DESCRIPTION OF THE TASK: Pull each line containing "Normalization" out of the data and copy it.

Extracted records
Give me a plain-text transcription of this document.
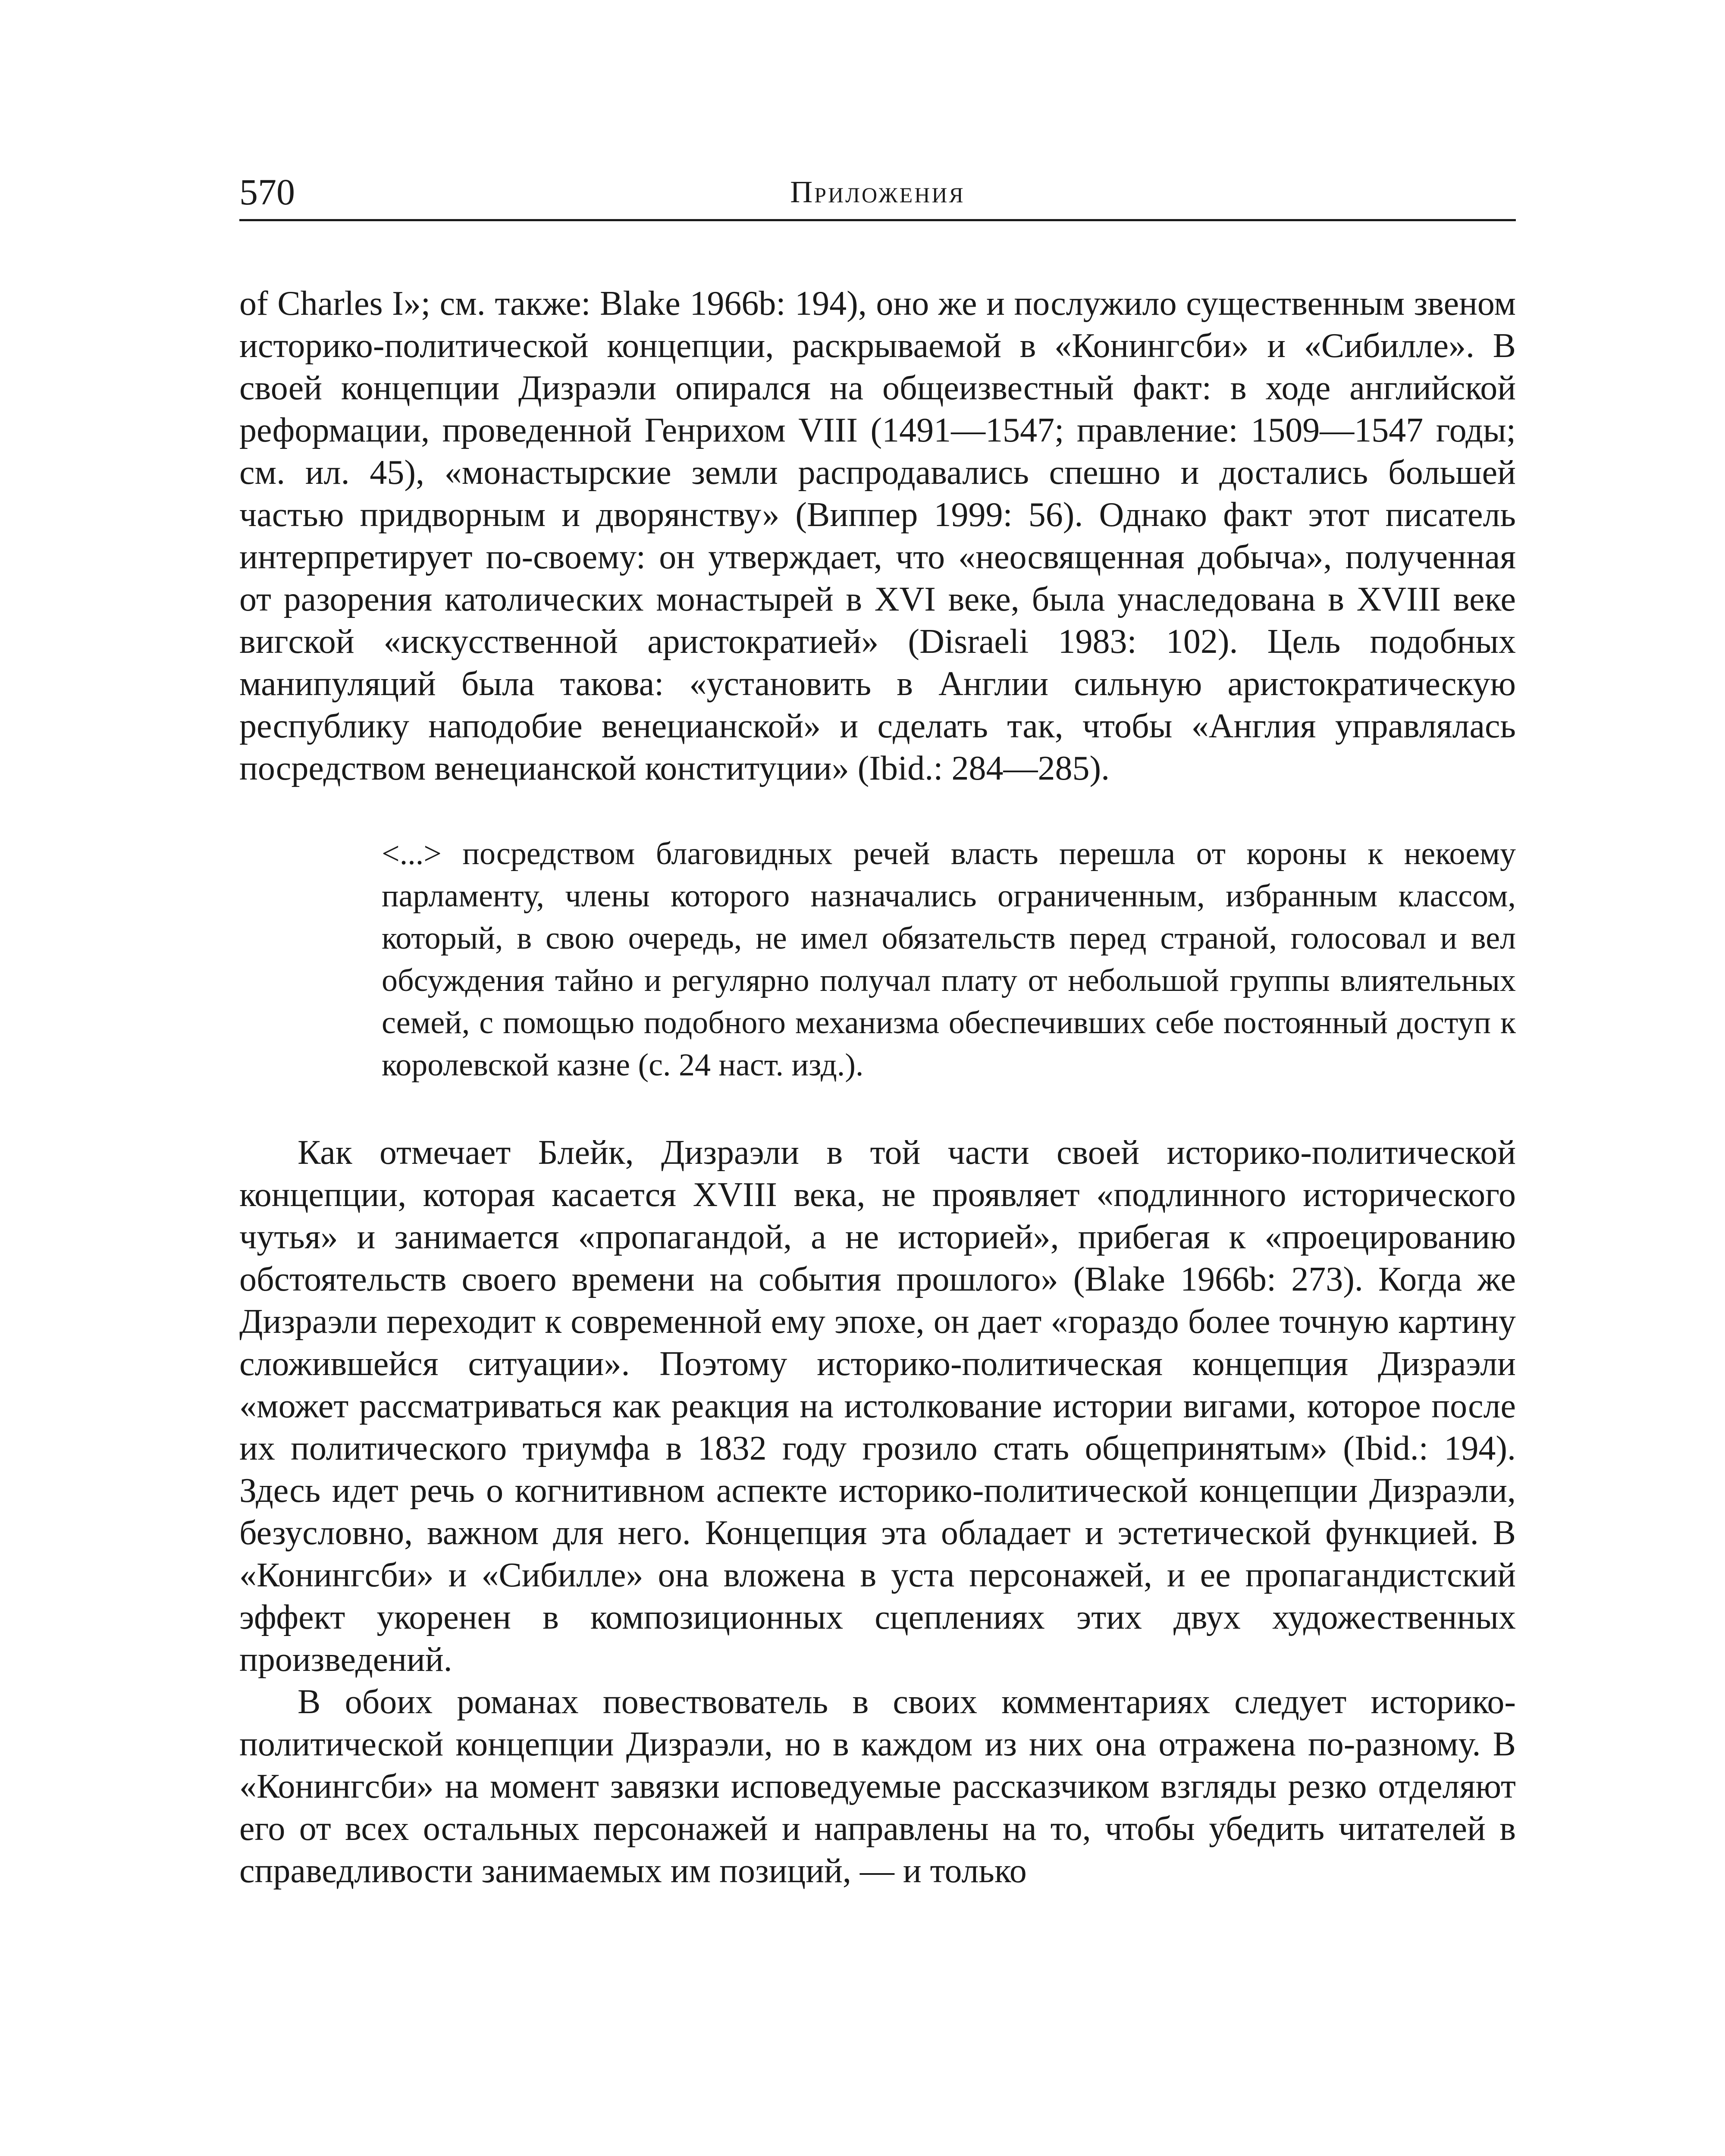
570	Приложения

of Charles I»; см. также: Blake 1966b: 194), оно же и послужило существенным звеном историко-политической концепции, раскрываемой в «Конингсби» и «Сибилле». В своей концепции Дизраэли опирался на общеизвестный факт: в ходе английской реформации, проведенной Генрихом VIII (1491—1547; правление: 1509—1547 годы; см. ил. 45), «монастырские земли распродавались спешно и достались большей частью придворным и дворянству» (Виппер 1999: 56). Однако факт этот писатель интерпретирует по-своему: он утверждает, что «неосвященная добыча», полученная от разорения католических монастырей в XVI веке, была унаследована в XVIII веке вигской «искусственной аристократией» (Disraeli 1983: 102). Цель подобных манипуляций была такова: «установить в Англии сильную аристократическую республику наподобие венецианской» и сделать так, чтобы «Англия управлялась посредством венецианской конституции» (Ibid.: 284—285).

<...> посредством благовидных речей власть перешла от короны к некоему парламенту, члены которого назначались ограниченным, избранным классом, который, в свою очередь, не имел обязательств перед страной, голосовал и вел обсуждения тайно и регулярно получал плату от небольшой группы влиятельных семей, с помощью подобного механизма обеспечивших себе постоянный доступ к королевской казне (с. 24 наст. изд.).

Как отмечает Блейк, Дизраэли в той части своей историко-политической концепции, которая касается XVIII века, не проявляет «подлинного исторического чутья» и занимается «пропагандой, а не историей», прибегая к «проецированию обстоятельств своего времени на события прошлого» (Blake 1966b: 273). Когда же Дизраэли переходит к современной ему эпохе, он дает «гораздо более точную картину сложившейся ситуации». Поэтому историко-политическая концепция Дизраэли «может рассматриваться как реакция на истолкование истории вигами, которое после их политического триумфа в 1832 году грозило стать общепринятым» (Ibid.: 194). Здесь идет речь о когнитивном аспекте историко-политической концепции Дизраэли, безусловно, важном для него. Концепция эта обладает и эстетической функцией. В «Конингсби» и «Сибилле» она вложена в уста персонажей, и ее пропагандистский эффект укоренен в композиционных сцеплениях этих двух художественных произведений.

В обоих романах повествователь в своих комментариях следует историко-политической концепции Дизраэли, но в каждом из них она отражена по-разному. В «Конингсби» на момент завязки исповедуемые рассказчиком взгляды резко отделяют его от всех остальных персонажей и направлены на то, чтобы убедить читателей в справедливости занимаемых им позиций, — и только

* * *

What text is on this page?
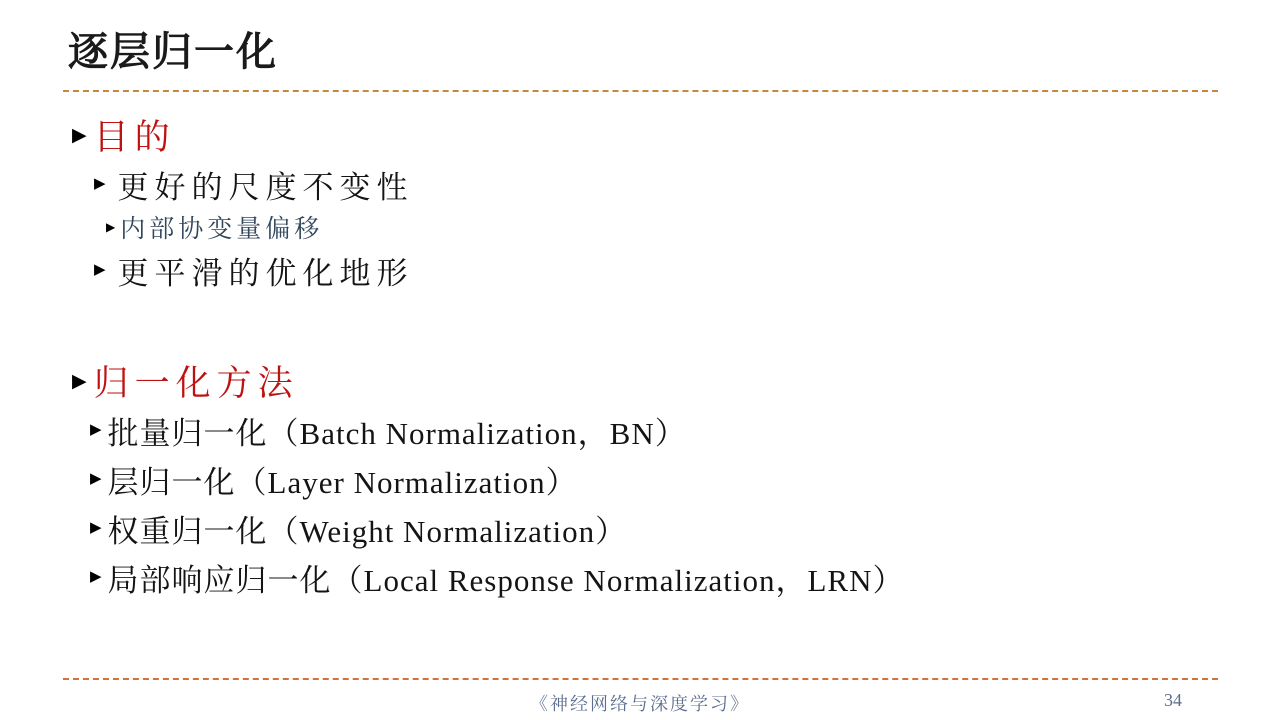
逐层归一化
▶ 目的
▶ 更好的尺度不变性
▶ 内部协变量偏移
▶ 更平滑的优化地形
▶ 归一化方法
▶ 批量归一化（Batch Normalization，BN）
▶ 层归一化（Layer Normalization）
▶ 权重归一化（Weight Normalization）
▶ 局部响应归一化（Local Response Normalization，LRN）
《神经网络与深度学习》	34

TASK SOLUTION:
▶ 批量归一化（Batch Normalization，BN）
▶ 层归一化（Layer Normalization）
▶ 权重归一化（Weight Normalization）
▶ 局部响应归一化（Local Response Normalization，LRN）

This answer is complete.